◆ WHAT YOU WILL DO
Would you copy out the whole listing exactly as given?

◆ PROVIDED RECORDS
▽
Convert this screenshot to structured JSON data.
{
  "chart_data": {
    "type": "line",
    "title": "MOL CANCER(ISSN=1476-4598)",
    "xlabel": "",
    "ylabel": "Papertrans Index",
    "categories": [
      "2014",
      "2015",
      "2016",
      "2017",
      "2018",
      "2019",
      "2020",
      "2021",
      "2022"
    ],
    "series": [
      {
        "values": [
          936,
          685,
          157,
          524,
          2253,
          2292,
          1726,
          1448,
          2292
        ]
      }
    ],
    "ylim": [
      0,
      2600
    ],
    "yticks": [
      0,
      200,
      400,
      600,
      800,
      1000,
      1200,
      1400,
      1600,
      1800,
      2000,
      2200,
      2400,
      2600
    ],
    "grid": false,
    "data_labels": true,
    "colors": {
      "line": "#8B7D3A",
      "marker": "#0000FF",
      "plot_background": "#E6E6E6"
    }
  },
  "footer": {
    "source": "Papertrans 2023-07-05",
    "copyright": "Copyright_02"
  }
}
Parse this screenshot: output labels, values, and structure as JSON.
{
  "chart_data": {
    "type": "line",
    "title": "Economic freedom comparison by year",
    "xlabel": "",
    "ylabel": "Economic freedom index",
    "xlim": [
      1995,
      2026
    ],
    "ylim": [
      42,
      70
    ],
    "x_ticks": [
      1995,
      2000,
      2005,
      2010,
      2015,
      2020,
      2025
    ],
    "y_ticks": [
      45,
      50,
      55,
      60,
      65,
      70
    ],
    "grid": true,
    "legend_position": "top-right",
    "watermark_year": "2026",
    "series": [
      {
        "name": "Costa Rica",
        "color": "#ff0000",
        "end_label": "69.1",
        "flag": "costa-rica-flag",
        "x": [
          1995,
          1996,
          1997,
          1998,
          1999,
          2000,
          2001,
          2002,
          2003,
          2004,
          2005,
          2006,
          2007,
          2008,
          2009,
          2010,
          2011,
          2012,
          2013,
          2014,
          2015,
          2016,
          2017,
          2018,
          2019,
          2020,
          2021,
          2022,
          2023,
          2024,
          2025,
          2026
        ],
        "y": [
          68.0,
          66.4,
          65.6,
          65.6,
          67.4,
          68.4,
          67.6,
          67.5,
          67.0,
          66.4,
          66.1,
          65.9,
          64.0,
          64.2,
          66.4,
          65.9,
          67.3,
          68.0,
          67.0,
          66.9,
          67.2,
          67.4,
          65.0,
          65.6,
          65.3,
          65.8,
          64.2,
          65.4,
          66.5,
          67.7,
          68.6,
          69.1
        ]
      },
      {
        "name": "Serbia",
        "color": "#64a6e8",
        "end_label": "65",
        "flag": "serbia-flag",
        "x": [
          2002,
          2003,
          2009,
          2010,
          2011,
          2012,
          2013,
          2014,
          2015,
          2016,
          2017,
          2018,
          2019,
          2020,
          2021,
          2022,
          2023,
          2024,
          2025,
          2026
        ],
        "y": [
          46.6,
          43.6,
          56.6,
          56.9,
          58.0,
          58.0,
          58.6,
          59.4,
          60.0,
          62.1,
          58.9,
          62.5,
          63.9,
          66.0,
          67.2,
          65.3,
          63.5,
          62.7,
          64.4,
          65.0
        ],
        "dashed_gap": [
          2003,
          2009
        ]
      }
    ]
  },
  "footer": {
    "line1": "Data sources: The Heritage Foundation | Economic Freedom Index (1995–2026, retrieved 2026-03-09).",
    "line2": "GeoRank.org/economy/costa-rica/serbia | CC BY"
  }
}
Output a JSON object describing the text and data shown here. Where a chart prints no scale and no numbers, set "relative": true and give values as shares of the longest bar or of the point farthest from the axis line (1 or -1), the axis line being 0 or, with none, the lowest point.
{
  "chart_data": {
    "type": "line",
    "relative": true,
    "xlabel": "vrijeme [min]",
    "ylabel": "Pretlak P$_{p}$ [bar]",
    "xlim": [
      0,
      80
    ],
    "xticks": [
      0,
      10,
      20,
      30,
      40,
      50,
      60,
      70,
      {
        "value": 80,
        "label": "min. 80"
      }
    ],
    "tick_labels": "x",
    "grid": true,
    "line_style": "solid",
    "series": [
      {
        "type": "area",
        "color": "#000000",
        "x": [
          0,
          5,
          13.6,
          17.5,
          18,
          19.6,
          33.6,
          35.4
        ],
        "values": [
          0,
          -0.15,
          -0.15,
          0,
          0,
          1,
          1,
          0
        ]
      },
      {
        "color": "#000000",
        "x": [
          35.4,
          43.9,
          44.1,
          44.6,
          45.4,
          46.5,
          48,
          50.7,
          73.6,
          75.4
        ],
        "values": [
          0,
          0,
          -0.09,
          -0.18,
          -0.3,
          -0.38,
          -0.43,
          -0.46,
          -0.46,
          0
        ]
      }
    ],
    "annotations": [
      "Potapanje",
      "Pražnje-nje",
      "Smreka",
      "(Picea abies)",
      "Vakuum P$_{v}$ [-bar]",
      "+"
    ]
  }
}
△
◆ RESULT OF THE EXERCISE
Convert this screenshot to structured JSON data.
{
  "chart_data": {
    "type": "line",
    "title": "MOL CANCER(ISSN=1476-4598)",
    "xlabel": "",
    "ylabel": "Papertrans Index",
    "categories": [
      "2014",
      "2015",
      "2016",
      "2017",
      "2018",
      "2019",
      "2020",
      "2021",
      "2022"
    ],
    "series": [
      {
        "values": [
          936,
          685,
          157,
          524,
          2253,
          2292,
          1726,
          1448,
          2292
        ]
      }
    ],
    "ylim": [
      0,
      2600
    ],
    "yticks": [
      0,
      200,
      400,
      600,
      800,
      1000,
      1200,
      1400,
      1600,
      1800,
      2000,
      2200,
      2400,
      2600
    ],
    "grid": false,
    "data_labels": true,
    "colors": {
      "line": "#8B7D3A",
      "marker": "#0000FF",
      "plot_background": "#E6E6E6"
    }
  },
  "footer": {
    "source": "Papertrans 2023-07-05",
    "copyright": "Copyright_02"
  }
}
Parse this screenshot: output labels, values, and structure as JSON.
{
  "chart_data": {
    "type": "line",
    "title": "Economic freedom comparison by year",
    "xlabel": "",
    "ylabel": "Economic freedom index",
    "xlim": [
      1995,
      2026
    ],
    "ylim": [
      42,
      70
    ],
    "x_ticks": [
      1995,
      2000,
      2005,
      2010,
      2015,
      2020,
      2025
    ],
    "y_ticks": [
      45,
      50,
      55,
      60,
      65,
      70
    ],
    "grid": true,
    "legend_position": "top-right",
    "watermark_year": "2026",
    "series": [
      {
        "name": "Costa Rica",
        "color": "#ff0000",
        "end_label": "69.1",
        "flag": "costa-rica-flag",
        "x": [
          1995,
          1996,
          1997,
          1998,
          1999,
          2000,
          2001,
          2002,
          2003,
          2004,
          2005,
          2006,
          2007,
          2008,
          2009,
          2010,
          2011,
          2012,
          2013,
          2014,
          2015,
          2016,
          2017,
          2018,
          2019,
          2020,
          2021,
          2022,
          2023,
          2024,
          2025,
          2026
        ],
        "y": [
          68.0,
          66.4,
          65.6,
          65.6,
          67.4,
          68.4,
          67.6,
          67.5,
          67.0,
          66.4,
          66.1,
          65.9,
          64.0,
          64.2,
          66.4,
          65.9,
          67.3,
          68.0,
          67.0,
          66.9,
          67.2,
          67.4,
          65.0,
          65.6,
          65.3,
          65.8,
          64.2,
          65.4,
          66.5,
          67.7,
          68.6,
          69.1
        ]
      },
      {
        "name": "Serbia",
        "color": "#64a6e8",
        "end_label": "65",
        "flag": "serbia-flag",
        "x": [
          2002,
          2003,
          2009,
          2010,
          2011,
          2012,
          2013,
          2014,
          2015,
          2016,
          2017,
          2018,
          2019,
          2020,
          2021,
          2022,
          2023,
          2024,
          2025,
          2026
        ],
        "y": [
          46.6,
          43.6,
          56.6,
          56.9,
          58.0,
          58.0,
          58.6,
          59.4,
          60.0,
          62.1,
          58.9,
          62.5,
          63.9,
          66.0,
          67.2,
          65.3,
          63.5,
          62.7,
          64.4,
          65.0
        ],
        "dashed_gap": [
          2003,
          2009
        ]
      }
    ]
  },
  "footer": {
    "line1": "Data sources: The Heritage Foundation | Economic Freedom Index (1995–2026, retrieved 2026-03-09).",
    "line2": "GeoRank.org/economy/costa-rica/serbia | CC BY"
  }
}
Output a JSON object describing the text and data shown here. Where a chart prints no scale and no numbers, set "relative": true and give values as shares of the longest bar or of the point farthest from the axis line (1 or -1), the axis line being 0 or, with none, the lowest point.
{
  "chart_data": {
    "type": "line",
    "relative": true,
    "xlabel": "vrijeme [min]",
    "ylabel": "Pretlak P$_{p}$ [bar]",
    "xlim": [
      0,
      80
    ],
    "xticks": [
      0,
      10,
      20,
      30,
      40,
      50,
      60,
      70,
      {
        "value": 80,
        "label": "min. 80"
      }
    ],
    "tick_labels": "x",
    "grid": true,
    "line_style": "solid",
    "series": [
      {
        "type": "area",
        "color": "#000000",
        "x": [
          0,
          5,
          13.6,
          17.5,
          18,
          19.6,
          33.6,
          35.4
        ],
        "values": [
          0,
          -0.15,
          -0.15,
          0,
          0,
          1,
          1,
          0
        ]
      },
      {
        "color": "#000000",
        "x": [
          35.4,
          43.9,
          44.1,
          44.6,
          45.4,
          46.5,
          48,
          50.7,
          73.6,
          75.4
        ],
        "values": [
          0,
          0,
          -0.09,
          -0.18,
          -0.3,
          -0.38,
          -0.43,
          -0.46,
          -0.46,
          0
        ]
      }
    ],
    "annotations": [
      "Potapanje",
      "Pražnje-nje",
      "Smreka",
      "(Picea abies)",
      "Vakuum P$_{v}$ [-bar]",
      "+"
    ]
  }
}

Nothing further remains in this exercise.